**Objective:** Check each line for the word "period" and give how many have it. Say nothing else.

[Given records start]

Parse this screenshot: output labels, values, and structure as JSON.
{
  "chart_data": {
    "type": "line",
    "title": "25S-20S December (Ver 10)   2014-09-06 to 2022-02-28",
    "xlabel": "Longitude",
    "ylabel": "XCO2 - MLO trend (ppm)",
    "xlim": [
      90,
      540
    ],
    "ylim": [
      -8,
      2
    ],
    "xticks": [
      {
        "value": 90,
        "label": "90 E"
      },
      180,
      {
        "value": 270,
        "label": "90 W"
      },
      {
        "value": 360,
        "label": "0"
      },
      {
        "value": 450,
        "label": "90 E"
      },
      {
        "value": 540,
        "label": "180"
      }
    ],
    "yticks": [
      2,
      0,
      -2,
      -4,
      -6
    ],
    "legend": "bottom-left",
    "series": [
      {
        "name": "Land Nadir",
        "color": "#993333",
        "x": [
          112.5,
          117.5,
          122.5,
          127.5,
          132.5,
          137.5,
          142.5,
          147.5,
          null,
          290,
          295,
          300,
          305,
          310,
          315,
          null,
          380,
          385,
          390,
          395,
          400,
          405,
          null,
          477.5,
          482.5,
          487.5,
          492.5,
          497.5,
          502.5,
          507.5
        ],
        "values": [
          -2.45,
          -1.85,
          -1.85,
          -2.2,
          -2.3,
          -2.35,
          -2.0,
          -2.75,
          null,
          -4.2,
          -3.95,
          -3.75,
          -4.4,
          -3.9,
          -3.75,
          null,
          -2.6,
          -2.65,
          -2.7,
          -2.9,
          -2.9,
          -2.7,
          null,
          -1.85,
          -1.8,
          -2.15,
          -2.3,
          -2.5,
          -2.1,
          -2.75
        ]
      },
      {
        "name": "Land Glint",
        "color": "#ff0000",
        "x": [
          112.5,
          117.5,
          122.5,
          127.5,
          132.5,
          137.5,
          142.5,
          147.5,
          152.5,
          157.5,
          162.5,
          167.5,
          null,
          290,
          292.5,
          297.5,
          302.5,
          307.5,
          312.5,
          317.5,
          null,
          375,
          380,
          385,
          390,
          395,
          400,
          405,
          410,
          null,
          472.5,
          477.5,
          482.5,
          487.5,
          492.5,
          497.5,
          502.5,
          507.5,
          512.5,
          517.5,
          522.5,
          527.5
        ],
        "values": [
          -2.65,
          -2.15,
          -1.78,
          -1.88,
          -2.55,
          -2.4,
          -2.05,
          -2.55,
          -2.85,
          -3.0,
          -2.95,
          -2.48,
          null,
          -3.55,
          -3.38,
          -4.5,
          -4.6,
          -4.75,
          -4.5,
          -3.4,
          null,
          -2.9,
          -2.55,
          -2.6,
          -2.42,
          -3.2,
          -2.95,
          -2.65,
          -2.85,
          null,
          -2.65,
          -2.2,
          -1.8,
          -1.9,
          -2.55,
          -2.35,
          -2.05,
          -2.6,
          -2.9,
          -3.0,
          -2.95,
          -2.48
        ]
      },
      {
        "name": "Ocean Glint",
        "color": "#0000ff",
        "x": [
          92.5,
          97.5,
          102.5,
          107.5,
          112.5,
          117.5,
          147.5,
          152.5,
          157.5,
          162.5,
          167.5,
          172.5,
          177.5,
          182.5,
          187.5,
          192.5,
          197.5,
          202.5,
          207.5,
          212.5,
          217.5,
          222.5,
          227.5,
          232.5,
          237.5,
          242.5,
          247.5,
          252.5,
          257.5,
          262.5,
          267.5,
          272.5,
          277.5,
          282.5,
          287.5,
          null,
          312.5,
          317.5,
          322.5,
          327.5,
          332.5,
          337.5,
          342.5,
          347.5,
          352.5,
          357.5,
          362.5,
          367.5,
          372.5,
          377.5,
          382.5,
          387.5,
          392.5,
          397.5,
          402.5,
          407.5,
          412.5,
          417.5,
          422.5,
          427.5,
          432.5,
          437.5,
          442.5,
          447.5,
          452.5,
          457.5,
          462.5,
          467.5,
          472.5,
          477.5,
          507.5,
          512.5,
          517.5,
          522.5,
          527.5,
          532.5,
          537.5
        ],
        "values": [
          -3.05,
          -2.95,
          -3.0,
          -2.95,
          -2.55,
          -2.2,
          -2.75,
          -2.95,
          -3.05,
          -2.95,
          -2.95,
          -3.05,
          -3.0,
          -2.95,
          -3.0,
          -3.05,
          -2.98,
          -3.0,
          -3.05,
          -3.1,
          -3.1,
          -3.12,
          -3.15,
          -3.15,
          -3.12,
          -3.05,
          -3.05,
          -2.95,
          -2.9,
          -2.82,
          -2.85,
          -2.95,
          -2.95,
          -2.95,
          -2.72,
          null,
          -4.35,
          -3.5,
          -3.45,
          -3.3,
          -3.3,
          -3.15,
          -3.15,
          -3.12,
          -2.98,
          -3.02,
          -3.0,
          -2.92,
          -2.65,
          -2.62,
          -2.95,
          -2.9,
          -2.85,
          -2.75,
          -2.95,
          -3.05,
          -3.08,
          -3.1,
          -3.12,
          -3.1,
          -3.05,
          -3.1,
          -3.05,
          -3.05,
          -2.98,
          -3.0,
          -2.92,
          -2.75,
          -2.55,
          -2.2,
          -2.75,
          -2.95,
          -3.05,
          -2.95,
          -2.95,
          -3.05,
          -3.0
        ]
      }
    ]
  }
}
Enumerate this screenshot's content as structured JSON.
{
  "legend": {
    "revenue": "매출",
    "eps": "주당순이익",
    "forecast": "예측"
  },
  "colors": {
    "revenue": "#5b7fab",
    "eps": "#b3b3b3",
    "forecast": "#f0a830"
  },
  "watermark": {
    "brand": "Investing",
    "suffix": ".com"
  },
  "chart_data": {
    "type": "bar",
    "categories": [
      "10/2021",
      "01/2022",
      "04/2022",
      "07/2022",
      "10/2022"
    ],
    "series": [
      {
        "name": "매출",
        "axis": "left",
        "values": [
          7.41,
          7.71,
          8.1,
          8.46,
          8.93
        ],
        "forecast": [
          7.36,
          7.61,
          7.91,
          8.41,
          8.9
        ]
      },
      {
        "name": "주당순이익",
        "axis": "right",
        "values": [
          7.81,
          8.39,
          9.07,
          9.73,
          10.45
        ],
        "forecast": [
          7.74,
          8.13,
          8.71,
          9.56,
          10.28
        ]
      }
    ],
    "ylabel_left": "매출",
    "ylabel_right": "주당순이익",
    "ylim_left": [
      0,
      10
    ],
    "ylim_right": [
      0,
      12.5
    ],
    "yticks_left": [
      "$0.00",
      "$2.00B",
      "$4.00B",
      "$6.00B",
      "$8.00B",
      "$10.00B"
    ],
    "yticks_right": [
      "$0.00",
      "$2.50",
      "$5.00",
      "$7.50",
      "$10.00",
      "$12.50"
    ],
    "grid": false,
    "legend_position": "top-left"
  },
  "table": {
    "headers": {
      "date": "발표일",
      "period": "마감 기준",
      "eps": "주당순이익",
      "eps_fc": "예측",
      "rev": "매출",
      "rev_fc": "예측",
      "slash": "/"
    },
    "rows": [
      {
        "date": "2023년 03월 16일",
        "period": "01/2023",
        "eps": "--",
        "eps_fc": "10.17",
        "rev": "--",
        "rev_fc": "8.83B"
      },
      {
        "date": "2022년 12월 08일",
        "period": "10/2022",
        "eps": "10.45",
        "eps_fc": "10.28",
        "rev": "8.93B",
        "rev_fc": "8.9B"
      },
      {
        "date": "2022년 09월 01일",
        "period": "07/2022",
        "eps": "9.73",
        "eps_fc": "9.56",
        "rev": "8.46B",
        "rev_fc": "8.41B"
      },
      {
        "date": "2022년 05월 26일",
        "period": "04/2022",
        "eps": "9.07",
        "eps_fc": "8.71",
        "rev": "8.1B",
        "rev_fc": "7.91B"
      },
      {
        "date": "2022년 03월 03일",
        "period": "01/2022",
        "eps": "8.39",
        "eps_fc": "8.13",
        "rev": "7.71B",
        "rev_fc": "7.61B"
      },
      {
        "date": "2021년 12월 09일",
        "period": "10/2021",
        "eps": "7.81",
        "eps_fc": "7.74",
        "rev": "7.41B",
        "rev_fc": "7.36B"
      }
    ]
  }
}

[Given records end]

**Solved problem:** 7